◆ EXERCISE DATA:
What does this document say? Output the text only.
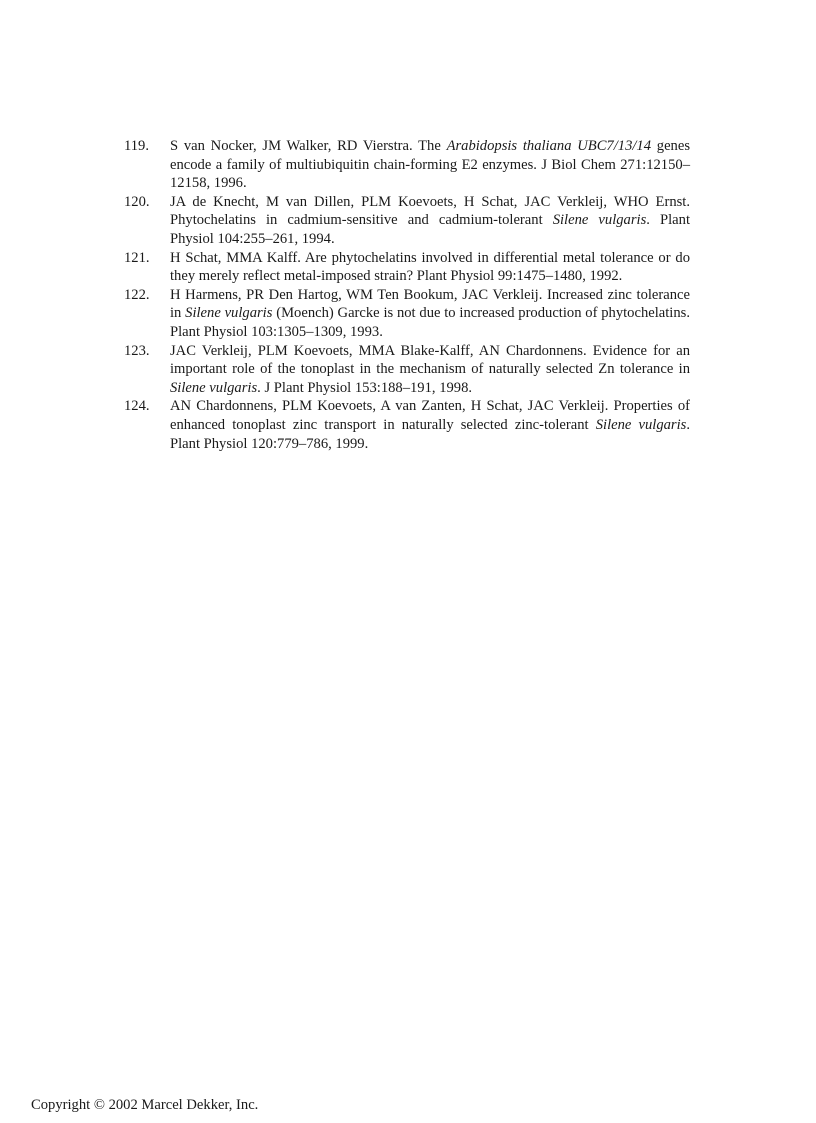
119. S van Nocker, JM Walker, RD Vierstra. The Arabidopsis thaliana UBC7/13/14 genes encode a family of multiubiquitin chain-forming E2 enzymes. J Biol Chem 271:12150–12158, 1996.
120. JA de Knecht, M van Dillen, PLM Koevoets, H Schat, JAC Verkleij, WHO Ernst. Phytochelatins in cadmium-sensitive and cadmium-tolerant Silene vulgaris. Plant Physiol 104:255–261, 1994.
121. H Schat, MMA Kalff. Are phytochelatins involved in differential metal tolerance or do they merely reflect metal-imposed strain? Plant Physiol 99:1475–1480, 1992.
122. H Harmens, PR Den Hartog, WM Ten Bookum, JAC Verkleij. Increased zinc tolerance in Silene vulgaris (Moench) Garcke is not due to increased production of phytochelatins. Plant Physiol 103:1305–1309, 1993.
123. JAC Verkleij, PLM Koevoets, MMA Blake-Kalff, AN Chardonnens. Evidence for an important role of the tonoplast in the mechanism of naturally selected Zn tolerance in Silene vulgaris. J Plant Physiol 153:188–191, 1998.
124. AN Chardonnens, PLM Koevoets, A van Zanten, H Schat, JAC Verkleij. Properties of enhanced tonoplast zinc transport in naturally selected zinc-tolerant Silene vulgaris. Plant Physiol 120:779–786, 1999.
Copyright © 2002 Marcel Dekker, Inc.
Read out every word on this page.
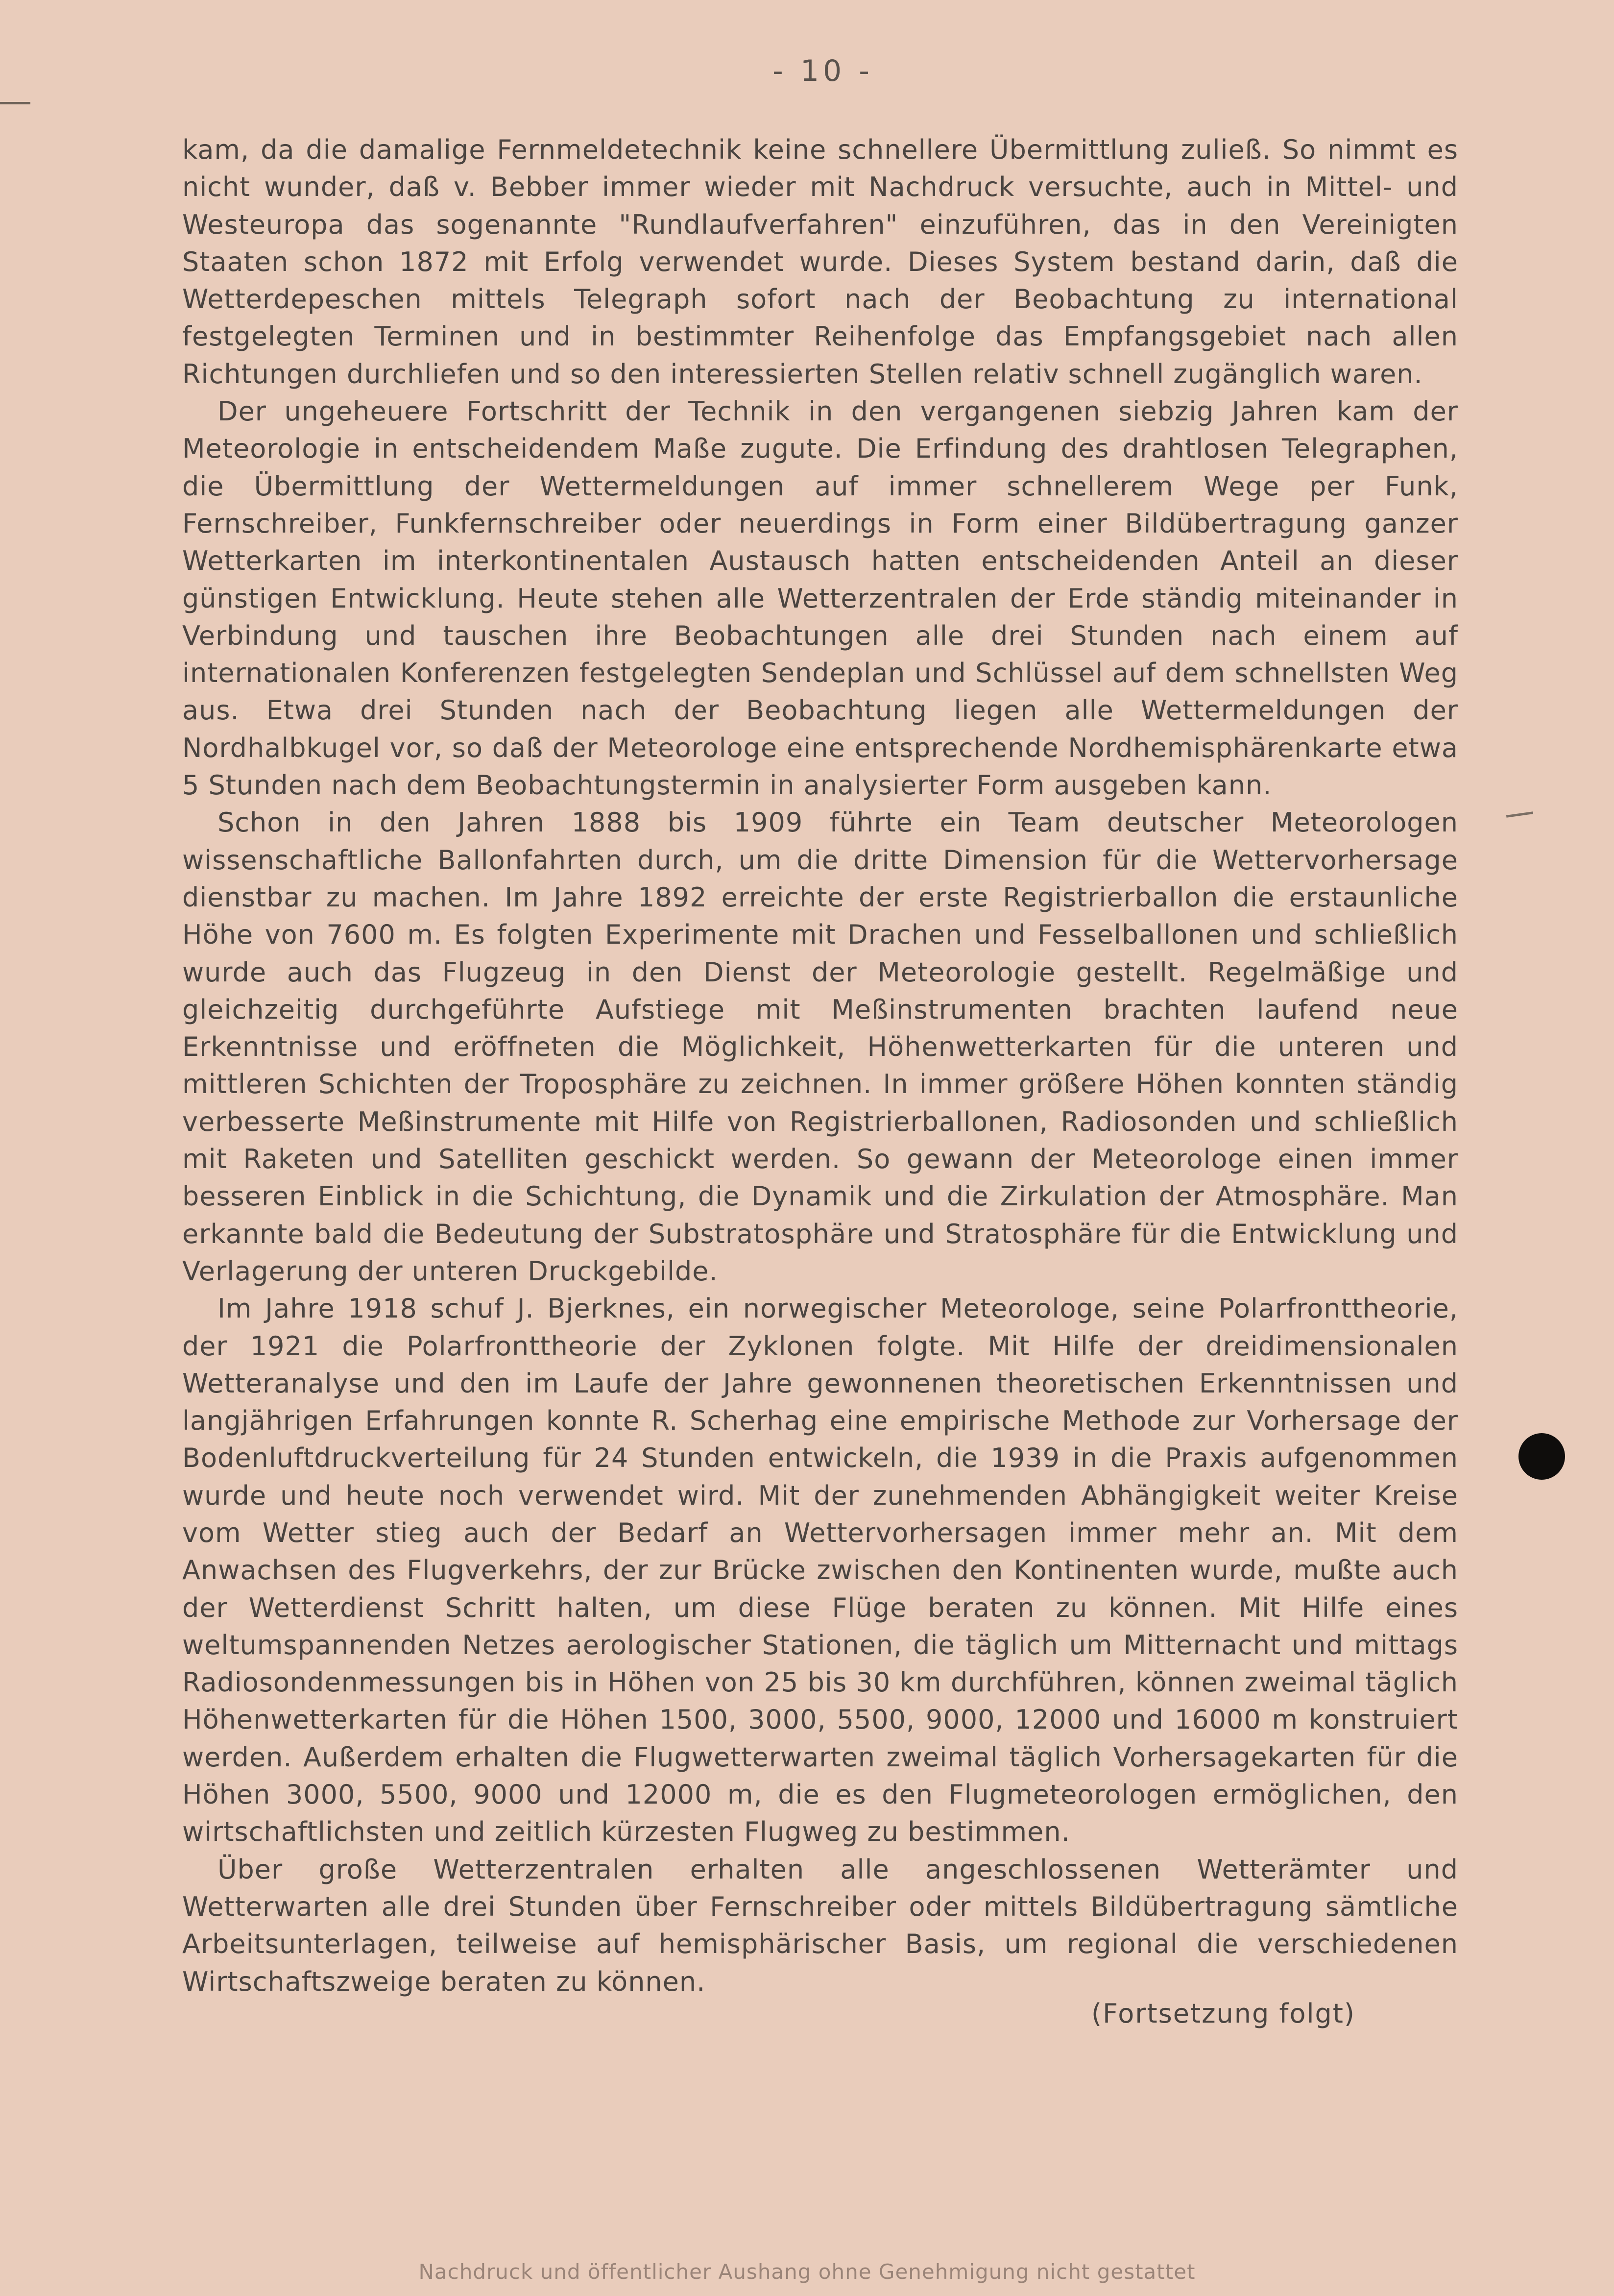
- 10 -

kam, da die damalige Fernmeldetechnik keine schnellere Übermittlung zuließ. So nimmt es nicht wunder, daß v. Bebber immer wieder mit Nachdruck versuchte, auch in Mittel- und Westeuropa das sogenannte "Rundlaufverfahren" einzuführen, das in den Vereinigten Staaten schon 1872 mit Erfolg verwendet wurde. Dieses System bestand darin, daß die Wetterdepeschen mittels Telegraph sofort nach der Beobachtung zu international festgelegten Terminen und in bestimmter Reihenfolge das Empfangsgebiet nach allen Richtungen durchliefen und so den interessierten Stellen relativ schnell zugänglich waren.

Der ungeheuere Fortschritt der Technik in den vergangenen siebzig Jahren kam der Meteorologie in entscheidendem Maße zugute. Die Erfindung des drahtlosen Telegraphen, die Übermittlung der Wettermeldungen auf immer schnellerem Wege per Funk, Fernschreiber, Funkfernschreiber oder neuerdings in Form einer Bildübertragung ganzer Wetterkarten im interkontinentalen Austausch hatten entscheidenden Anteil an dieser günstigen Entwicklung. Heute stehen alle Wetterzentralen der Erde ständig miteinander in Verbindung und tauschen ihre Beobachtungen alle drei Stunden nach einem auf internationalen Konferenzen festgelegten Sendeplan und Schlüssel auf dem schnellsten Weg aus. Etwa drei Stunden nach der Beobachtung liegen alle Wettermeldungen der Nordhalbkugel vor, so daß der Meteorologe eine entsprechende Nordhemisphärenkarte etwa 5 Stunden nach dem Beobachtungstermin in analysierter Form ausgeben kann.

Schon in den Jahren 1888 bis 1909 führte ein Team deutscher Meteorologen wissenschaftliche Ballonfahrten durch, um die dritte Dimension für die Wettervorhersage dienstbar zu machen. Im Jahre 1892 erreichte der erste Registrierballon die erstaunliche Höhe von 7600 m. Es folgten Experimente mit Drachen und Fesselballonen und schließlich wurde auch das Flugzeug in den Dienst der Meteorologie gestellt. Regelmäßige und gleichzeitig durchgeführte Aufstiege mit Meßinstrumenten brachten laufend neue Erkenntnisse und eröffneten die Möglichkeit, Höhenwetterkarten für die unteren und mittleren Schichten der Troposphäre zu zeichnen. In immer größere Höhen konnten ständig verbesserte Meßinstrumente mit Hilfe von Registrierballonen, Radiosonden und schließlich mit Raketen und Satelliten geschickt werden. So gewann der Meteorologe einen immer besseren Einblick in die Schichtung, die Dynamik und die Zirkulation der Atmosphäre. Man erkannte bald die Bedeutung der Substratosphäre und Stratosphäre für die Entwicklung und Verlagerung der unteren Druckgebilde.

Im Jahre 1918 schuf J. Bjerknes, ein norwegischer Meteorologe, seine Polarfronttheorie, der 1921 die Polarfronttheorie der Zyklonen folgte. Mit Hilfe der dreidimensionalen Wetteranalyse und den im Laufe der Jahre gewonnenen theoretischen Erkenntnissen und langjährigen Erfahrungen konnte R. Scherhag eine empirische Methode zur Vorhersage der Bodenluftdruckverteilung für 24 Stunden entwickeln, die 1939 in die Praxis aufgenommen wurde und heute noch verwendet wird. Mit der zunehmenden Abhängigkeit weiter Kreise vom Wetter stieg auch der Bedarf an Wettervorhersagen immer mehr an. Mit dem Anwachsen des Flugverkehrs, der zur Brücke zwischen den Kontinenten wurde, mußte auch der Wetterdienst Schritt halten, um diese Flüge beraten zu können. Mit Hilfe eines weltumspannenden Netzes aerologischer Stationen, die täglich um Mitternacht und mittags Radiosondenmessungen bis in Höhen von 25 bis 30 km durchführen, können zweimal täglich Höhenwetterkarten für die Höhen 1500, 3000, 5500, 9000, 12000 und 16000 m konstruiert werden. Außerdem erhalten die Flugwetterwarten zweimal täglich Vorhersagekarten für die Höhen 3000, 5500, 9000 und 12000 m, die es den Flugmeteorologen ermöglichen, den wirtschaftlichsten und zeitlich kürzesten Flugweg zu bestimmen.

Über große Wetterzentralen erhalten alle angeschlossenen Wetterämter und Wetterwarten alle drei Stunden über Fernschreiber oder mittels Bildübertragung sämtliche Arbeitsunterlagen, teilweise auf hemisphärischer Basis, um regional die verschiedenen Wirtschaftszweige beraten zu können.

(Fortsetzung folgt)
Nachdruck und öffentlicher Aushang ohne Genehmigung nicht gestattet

◆ WHAT THE EXERCISE ASKS: State how many lines of the entries contain the word "tolerant". Nothing besides the number belongs in the reply.

◆ TASK OUTPUT: 2